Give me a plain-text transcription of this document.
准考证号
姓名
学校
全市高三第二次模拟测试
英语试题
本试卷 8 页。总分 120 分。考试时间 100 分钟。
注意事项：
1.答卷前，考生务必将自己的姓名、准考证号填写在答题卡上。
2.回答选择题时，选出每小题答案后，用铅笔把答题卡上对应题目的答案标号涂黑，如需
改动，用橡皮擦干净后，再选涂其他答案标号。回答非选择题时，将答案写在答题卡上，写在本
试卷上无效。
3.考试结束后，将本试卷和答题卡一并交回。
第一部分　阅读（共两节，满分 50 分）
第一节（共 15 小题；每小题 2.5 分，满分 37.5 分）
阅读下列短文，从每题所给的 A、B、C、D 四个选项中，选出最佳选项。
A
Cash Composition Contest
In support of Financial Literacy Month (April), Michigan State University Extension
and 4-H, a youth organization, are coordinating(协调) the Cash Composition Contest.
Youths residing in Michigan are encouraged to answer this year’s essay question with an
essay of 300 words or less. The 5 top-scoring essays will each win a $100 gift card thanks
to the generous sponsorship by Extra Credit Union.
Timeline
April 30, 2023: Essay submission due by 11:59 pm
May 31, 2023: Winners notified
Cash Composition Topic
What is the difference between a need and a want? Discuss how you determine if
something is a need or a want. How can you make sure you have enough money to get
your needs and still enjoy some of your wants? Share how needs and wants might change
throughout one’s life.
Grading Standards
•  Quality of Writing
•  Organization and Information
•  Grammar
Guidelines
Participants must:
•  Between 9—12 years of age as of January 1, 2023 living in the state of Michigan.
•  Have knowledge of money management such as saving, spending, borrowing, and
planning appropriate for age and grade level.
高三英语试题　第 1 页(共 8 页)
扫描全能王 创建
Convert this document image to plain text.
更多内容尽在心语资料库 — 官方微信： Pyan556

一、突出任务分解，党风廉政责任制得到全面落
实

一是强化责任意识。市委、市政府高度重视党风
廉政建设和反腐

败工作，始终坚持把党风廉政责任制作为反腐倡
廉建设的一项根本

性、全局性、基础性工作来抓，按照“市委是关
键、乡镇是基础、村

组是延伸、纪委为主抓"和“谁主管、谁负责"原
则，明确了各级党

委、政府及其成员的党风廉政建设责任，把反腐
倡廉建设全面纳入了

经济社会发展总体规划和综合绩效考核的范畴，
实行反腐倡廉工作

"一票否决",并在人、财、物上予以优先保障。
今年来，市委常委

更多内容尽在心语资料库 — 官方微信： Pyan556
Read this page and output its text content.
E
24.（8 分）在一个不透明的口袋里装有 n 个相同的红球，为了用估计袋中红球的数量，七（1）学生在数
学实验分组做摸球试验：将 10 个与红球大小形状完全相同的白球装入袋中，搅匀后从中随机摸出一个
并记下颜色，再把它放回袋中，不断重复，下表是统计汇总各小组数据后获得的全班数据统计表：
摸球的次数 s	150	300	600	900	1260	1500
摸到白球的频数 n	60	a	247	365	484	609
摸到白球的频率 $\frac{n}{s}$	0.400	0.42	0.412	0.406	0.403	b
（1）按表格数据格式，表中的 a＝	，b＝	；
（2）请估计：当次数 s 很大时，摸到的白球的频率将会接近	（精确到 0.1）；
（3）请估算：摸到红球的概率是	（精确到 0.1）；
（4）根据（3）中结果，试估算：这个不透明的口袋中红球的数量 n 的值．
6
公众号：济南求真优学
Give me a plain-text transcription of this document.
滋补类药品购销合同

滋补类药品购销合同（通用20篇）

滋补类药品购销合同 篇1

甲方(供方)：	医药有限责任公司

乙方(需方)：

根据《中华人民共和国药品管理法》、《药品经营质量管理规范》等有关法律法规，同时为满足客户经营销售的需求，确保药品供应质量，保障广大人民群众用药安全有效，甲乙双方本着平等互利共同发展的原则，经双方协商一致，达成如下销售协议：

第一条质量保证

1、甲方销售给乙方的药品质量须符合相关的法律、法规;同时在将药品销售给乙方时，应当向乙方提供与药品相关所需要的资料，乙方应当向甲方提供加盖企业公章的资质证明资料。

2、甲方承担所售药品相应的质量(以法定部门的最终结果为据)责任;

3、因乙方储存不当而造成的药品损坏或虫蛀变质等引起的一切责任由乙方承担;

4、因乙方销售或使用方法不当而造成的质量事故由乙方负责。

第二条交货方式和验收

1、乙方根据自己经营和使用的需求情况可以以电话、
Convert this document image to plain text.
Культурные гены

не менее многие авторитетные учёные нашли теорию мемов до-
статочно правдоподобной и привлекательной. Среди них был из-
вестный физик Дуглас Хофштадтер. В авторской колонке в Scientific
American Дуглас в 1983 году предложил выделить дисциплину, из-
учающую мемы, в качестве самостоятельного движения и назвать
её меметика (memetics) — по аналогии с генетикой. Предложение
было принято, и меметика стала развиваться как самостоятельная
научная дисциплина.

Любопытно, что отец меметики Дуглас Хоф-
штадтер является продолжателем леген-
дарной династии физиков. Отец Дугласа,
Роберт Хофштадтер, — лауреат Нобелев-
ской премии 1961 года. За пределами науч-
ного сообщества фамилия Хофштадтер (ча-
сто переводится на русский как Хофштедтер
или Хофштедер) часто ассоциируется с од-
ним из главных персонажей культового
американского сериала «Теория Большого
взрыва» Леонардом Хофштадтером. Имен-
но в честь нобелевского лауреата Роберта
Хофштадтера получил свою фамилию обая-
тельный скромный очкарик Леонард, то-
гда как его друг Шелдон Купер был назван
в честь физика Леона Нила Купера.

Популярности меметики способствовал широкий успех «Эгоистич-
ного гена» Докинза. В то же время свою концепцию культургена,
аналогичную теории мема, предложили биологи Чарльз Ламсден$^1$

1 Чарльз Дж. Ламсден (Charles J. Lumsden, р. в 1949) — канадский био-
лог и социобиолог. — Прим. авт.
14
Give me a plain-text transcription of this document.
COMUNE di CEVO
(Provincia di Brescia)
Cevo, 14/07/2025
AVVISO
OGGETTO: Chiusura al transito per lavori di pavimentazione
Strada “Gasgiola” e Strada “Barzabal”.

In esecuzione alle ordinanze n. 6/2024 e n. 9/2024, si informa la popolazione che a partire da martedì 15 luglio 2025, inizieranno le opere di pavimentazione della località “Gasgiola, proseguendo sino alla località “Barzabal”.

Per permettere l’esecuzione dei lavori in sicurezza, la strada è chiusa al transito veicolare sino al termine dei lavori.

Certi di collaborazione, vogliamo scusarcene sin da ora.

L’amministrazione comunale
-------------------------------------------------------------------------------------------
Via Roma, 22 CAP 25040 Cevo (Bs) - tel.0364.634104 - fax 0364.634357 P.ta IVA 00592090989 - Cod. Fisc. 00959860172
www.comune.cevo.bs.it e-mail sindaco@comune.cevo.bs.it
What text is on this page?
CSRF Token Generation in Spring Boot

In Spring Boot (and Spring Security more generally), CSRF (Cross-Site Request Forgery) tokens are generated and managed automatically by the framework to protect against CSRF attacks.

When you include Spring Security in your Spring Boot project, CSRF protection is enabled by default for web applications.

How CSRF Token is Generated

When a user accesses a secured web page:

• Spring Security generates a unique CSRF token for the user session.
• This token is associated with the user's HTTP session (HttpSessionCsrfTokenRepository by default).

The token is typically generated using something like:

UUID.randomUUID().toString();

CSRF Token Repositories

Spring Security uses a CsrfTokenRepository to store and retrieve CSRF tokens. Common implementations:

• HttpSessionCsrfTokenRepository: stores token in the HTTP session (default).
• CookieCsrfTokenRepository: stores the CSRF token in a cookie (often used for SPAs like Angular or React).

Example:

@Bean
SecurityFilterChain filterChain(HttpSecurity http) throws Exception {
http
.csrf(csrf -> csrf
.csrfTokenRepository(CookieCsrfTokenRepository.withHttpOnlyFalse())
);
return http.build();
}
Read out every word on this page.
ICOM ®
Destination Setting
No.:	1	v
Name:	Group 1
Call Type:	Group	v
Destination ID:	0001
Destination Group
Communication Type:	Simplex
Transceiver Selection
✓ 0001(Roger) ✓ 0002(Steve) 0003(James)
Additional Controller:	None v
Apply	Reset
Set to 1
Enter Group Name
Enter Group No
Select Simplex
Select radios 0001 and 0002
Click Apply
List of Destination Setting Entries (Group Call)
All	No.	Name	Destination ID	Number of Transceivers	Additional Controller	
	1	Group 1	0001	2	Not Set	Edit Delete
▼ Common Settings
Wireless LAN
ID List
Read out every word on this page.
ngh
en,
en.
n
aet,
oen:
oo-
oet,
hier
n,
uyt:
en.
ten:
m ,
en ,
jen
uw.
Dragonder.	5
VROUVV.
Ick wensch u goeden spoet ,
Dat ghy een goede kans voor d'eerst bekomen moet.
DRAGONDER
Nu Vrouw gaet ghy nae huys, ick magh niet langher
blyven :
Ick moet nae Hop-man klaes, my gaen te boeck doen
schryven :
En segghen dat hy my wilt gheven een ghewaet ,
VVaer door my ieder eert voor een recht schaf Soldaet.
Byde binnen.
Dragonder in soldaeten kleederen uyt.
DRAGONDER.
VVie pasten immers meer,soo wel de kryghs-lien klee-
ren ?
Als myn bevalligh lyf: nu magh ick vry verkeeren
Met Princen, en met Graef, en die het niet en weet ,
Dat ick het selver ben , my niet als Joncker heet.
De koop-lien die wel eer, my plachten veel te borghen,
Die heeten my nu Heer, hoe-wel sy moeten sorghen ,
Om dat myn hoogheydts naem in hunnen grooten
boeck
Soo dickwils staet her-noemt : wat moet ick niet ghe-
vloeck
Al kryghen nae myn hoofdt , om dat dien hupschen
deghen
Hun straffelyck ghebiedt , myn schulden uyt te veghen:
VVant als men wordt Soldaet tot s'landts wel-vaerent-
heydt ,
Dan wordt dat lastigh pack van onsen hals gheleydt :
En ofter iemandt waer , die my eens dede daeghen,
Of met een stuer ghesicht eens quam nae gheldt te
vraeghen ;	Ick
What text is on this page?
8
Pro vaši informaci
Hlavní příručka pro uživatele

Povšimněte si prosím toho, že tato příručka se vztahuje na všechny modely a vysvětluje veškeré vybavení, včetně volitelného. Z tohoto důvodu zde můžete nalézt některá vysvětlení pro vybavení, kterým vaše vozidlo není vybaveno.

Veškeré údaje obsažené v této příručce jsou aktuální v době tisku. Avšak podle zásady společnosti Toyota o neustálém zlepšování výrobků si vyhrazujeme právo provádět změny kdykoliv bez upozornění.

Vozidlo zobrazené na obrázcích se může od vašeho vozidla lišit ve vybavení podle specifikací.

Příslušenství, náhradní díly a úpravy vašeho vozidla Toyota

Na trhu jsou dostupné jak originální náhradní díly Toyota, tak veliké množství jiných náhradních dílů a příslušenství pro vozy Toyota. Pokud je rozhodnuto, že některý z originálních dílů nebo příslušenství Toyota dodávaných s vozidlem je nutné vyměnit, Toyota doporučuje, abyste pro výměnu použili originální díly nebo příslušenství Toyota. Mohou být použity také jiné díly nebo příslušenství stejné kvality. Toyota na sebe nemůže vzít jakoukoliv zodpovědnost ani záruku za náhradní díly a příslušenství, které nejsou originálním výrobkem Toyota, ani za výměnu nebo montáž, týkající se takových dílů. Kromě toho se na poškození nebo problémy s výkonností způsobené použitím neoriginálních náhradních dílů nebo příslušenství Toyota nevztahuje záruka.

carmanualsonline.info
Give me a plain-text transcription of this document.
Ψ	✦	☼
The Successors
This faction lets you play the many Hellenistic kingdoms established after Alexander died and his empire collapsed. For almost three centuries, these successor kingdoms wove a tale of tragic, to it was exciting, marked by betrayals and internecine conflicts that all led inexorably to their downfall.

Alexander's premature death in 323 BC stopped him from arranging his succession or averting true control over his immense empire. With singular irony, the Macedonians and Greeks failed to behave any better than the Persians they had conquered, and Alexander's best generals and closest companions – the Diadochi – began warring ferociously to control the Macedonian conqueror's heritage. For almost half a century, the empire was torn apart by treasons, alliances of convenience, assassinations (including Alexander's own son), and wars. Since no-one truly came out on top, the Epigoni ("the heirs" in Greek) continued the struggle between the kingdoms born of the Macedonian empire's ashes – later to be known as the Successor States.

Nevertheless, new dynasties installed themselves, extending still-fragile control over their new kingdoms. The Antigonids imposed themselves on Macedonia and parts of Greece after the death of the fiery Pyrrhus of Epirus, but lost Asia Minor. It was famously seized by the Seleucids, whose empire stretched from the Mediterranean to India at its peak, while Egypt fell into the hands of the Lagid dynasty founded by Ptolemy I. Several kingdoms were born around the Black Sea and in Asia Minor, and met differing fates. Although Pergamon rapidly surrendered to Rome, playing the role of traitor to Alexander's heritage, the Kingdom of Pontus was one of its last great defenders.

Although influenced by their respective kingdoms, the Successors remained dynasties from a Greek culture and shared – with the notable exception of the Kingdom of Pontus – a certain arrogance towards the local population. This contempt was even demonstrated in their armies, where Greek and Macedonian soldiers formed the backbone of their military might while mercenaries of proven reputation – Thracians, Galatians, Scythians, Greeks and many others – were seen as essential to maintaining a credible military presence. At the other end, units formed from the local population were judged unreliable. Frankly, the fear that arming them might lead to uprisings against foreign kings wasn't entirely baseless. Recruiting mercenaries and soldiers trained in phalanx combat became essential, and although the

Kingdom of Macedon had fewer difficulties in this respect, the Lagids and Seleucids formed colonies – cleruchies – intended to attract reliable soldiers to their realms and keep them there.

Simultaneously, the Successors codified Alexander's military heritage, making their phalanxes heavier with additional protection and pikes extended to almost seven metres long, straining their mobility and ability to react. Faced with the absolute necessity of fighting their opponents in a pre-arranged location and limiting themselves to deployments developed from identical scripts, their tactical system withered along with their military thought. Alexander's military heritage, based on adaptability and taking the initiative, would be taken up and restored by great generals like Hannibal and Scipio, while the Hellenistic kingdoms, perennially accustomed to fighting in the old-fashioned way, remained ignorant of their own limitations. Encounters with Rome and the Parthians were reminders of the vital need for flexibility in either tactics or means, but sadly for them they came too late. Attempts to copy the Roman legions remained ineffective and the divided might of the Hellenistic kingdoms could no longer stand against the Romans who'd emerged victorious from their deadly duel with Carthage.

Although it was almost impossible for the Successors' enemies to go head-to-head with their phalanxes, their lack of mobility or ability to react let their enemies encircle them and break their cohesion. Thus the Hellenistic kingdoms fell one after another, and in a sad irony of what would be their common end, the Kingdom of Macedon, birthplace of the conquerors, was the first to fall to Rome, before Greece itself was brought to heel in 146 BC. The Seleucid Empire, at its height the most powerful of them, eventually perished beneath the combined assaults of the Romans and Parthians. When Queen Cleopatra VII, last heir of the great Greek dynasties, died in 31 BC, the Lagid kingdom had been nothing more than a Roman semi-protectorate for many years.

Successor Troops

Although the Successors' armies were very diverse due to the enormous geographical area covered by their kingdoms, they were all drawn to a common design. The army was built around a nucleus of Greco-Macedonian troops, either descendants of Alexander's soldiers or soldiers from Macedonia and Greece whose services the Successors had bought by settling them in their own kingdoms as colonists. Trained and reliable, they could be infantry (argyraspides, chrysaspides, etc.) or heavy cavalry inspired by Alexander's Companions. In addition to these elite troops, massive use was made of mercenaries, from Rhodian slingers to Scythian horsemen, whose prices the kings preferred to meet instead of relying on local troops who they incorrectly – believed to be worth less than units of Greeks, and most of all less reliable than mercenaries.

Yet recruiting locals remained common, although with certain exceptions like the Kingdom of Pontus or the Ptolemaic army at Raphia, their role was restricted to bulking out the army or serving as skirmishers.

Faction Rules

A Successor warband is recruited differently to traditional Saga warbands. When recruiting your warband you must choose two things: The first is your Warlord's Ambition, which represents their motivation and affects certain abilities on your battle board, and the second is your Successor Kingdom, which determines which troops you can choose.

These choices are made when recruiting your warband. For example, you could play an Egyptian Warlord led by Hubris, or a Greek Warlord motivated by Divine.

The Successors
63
━━━━━━━━━━━━━━━━━━━━━━━━━━━━━━
Exercise details -> Pick out and copy the lines of the material that include the word "díly".

Response to this task ->
Příslušenství, náhradní díly a úpravy vašeho vozidla Toyota
Na trhu jsou dostupné jak originální náhradní díly Toyota, tak veliké množství jiných náhradních dílů a příslušenství pro vozy Toyota. Pokud je rozhodnuto, že některý z originálních dílů nebo příslušenství Toyota dodávaných s vozidlem je nutné vyměnit, Toyota doporučuje, abyste pro výměnu použili originální díly nebo příslušenství Toyota. Mohou být použity také jiné díly nebo příslušenství stejné kvality. Toyota na sebe nemůže vzít jakoukoliv zodpovědnost ani záruku za náhradní díly a příslušenství, které nejsou originálním výrobkem Toyota, ani za výměnu nebo montáž, týkající se takových dílů. Kromě toho se na poškození nebo problémy s výkonností způsobené použitím neoriginálních náhradních dílů nebo příslušenství Toyota nevztahuje záruka.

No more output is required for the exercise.